* _TO DO_
Scan the records for the string "ylabel"; copy each line where it occurs.

— START OF PROVIDED RECORDS —

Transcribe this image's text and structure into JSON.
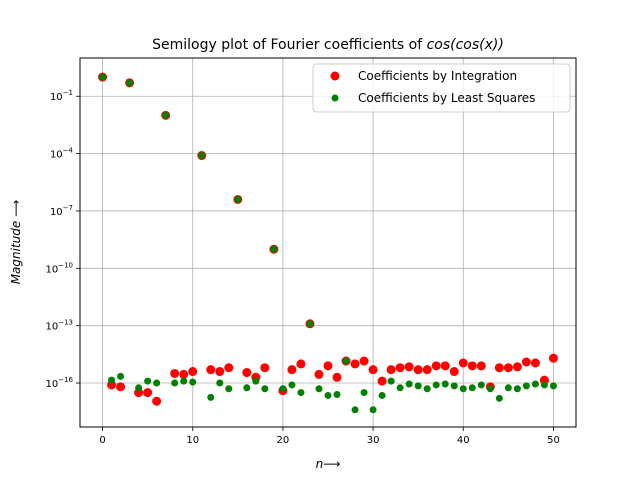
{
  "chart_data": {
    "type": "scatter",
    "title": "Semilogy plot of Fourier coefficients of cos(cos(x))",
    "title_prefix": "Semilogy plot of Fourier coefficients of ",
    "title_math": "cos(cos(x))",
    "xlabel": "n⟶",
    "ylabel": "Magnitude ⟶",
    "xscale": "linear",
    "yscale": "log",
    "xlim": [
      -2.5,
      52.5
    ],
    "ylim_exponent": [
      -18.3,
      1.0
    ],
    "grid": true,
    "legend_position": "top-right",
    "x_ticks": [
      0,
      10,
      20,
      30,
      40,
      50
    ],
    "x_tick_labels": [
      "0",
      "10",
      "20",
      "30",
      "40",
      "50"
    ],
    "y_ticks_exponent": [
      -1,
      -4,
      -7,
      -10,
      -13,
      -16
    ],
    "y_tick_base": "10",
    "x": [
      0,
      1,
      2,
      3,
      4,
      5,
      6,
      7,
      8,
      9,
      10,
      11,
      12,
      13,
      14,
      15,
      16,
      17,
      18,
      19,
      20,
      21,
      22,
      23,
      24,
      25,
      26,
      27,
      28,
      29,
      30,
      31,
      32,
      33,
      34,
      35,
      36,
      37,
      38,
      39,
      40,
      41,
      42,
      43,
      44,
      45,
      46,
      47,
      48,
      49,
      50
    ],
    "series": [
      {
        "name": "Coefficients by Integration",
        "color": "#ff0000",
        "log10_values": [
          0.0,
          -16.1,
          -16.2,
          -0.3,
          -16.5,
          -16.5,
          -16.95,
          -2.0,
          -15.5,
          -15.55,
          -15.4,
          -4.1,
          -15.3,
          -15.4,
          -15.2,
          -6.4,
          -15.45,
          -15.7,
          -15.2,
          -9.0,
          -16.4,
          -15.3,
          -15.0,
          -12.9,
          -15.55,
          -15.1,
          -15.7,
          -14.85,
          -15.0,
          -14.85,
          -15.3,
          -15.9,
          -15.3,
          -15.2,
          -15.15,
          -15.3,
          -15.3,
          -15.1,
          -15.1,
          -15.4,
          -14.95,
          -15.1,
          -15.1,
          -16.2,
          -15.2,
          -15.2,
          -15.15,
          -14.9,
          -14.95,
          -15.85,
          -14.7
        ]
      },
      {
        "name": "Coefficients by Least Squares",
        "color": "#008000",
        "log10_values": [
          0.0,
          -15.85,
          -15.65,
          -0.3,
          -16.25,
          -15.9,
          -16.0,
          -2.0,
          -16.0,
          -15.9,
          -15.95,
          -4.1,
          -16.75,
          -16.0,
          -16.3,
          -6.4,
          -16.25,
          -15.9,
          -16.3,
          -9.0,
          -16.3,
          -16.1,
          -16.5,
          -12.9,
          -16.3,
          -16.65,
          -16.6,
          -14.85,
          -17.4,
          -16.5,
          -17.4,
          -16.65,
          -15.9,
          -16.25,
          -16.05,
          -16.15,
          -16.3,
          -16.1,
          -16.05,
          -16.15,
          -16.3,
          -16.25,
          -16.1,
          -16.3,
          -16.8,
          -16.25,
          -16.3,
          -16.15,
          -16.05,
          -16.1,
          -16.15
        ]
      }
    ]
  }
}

— END OF PROVIDED RECORDS —
— START OF PROVIDED RECORDS —

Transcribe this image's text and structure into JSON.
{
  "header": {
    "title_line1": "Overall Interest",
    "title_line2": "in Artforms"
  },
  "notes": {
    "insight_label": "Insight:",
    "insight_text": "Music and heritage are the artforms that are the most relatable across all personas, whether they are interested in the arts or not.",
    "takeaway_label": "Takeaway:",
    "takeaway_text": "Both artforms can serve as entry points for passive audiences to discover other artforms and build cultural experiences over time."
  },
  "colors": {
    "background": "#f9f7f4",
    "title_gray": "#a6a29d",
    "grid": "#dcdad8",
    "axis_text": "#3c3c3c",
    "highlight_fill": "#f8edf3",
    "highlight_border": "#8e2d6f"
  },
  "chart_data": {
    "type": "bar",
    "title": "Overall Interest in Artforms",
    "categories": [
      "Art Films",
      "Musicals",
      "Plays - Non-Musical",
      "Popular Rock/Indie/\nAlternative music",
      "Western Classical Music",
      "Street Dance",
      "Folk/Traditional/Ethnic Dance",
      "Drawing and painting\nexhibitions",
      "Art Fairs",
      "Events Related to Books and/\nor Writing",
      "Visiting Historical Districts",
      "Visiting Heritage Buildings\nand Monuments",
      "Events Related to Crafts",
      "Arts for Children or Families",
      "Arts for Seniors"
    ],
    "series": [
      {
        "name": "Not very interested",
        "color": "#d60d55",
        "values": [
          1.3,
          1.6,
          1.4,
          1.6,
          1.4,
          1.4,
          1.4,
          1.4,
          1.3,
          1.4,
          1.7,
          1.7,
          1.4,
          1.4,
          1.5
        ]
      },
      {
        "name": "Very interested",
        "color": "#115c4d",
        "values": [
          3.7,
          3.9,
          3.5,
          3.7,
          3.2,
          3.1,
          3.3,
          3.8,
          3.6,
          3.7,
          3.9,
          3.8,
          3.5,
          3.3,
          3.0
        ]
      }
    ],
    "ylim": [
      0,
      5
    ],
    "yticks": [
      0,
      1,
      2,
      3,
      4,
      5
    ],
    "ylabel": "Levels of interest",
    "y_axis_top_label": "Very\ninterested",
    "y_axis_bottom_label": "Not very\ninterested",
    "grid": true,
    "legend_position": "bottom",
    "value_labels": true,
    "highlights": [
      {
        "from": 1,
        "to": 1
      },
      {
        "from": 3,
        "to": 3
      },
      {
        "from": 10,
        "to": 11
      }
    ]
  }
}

— END OF PROVIDED RECORDS —
— START OF PROVIDED RECORDS —

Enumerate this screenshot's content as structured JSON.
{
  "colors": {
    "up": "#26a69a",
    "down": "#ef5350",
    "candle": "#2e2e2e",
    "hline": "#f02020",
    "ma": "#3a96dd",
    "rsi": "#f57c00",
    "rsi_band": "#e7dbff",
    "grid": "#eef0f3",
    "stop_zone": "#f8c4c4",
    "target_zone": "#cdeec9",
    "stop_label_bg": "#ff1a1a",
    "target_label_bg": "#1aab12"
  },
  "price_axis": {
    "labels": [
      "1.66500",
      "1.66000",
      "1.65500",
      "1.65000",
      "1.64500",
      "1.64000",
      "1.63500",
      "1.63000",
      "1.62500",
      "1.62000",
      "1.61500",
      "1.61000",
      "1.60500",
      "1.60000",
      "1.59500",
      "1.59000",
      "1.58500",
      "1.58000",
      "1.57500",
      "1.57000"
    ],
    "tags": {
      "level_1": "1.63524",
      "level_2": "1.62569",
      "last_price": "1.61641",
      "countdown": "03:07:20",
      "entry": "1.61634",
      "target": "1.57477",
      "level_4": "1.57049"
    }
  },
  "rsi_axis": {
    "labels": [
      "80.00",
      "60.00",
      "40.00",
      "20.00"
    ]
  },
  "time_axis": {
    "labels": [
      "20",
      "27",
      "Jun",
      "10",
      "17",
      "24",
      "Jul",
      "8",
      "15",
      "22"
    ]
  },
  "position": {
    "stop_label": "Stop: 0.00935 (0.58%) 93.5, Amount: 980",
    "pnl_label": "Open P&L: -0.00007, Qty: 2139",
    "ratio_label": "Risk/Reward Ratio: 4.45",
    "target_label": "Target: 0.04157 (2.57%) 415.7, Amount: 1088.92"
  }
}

— END OF PROVIDED RECORDS —

* _OUTPUT OF THE TASK_
    "ylabel": "Magnitude ⟶",
    "ylabel": "Levels of interest",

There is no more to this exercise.